- EXERCISE -
Print all of the lines exactly. Any picture among them stays out.

--- start of DATASET CONTENT ---

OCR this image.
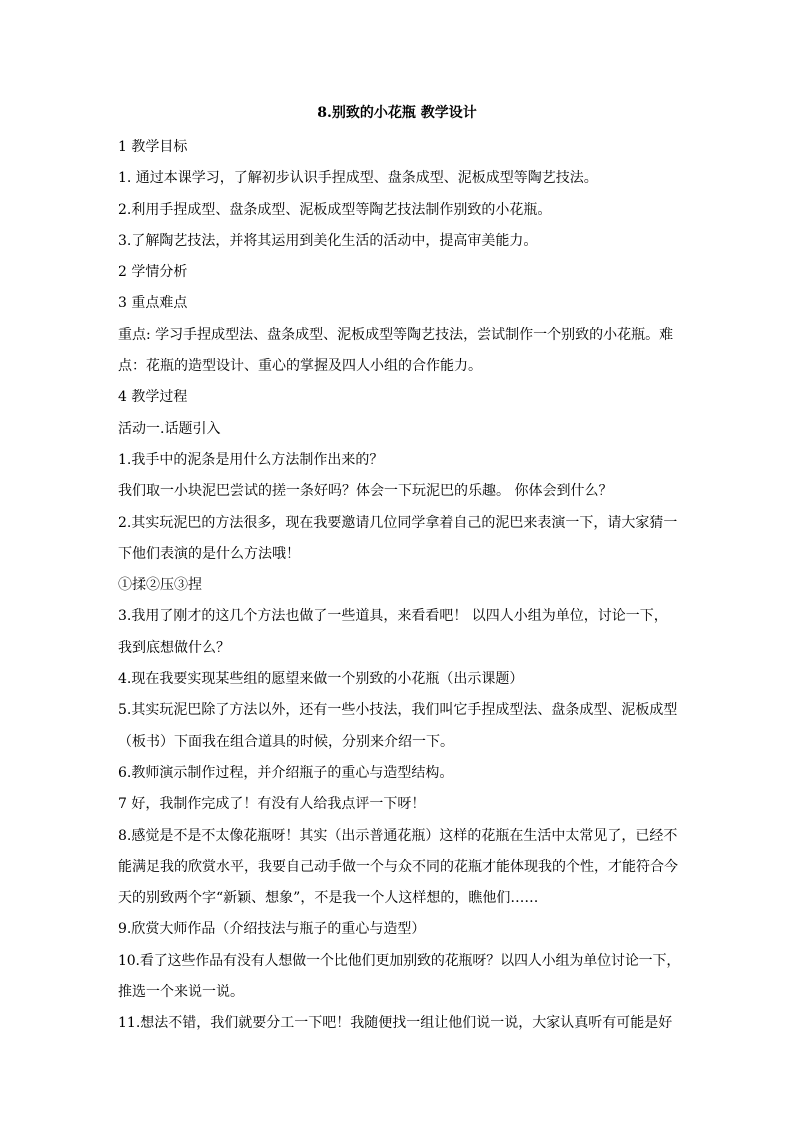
8.别致的小花瓶 教学设计
1 教学目标
1. 通过本课学习，了解初步认识手捏成型、盘条成型、泥板成型等陶艺技法。
2.利用手捏成型、盘条成型、泥板成型等陶艺技法制作别致的小花瓶。
3.了解陶艺技法，并将其运用到美化生活的活动中，提高审美能力。
2 学情分析
3 重点难点
重点: 学习手捏成型法、盘条成型、泥板成型等陶艺技法，尝试制作一个别致的小花瓶。难
点：花瓶的造型设计、重心的掌握及四人小组的合作能力。
4 教学过程
活动一.话题引入
1.我手中的泥条是用什么方法制作出来的？
我们取一小块泥巴尝试的搓一条好吗？体会一下玩泥巴的乐趣。 你体会到什么？
2.其实玩泥巴的方法很多，现在我要邀请几位同学拿着自己的泥巴来表演一下，请大家猜一
下他们表演的是什么方法哦！
①揉②压③捏
3.我用了刚才的这几个方法也做了一些道具，来看看吧！ 以四人小组为单位，讨论一下，
我到底想做什么？
4.现在我要实现某些组的愿望来做一个别致的小花瓶（出示课题）
5.其实玩泥巴除了方法以外，还有一些小技法，我们叫它手捏成型法、盘条成型、泥板成型
（板书）下面我在组合道具的时候，分别来介绍一下。
6.教师演示制作过程，并介绍瓶子的重心与造型结构。
7 好，我制作完成了！有没有人给我点评一下呀！
8.感觉是不是不太像花瓶呀！其实（出示普通花瓶）这样的花瓶在生活中太常见了，已经不
能满足我的欣赏水平，我要自己动手做一个与众不同的花瓶才能体现我的个性，才能符合今
天的别致两个字“新颖、想象”，不是我一个人这样想的，瞧他们……
9.欣赏大师作品（介绍技法与瓶子的重心与造型）
10.看了这些作品有没有人想做一个比他们更加别致的花瓶呀？以四人小组为单位讨论一下，
推选一个来说一说。
11.想法不错，我们就要分工一下吧！我随便找一组让他们说一说，大家认真听有可能是好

--- end of DATASET CONTENT ---

- CORRECT RESPONSE -
OCR this image.
8.别致的小花瓶 教学设计
1 教学目标
1. 通过本课学习，了解初步认识手捏成型、盘条成型、泥板成型等陶艺技法。
2.利用手捏成型、盘条成型、泥板成型等陶艺技法制作别致的小花瓶。
3.了解陶艺技法，并将其运用到美化生活的活动中，提高审美能力。
2 学情分析
3 重点难点
重点: 学习手捏成型法、盘条成型、泥板成型等陶艺技法，尝试制作一个别致的小花瓶。难
点：花瓶的造型设计、重心的掌握及四人小组的合作能力。
4 教学过程
活动一.话题引入
1.我手中的泥条是用什么方法制作出来的？
我们取一小块泥巴尝试的搓一条好吗？体会一下玩泥巴的乐趣。 你体会到什么？
2.其实玩泥巴的方法很多，现在我要邀请几位同学拿着自己的泥巴来表演一下，请大家猜一
下他们表演的是什么方法哦！
①揉②压③捏
3.我用了刚才的这几个方法也做了一些道具，来看看吧！ 以四人小组为单位，讨论一下，
我到底想做什么？
4.现在我要实现某些组的愿望来做一个别致的小花瓶（出示课题）
5.其实玩泥巴除了方法以外，还有一些小技法，我们叫它手捏成型法、盘条成型、泥板成型
（板书）下面我在组合道具的时候，分别来介绍一下。
6.教师演示制作过程，并介绍瓶子的重心与造型结构。
7 好，我制作完成了！有没有人给我点评一下呀！
8.感觉是不是不太像花瓶呀！其实（出示普通花瓶）这样的花瓶在生活中太常见了，已经不
能满足我的欣赏水平，我要自己动手做一个与众不同的花瓶才能体现我的个性，才能符合今
天的别致两个字“新颖、想象”，不是我一个人这样想的，瞧他们……
9.欣赏大师作品（介绍技法与瓶子的重心与造型）
10.看了这些作品有没有人想做一个比他们更加别致的花瓶呀？以四人小组为单位讨论一下，
推选一个来说一说。
11.想法不错，我们就要分工一下吧！我随便找一组让他们说一说，大家认真听有可能是好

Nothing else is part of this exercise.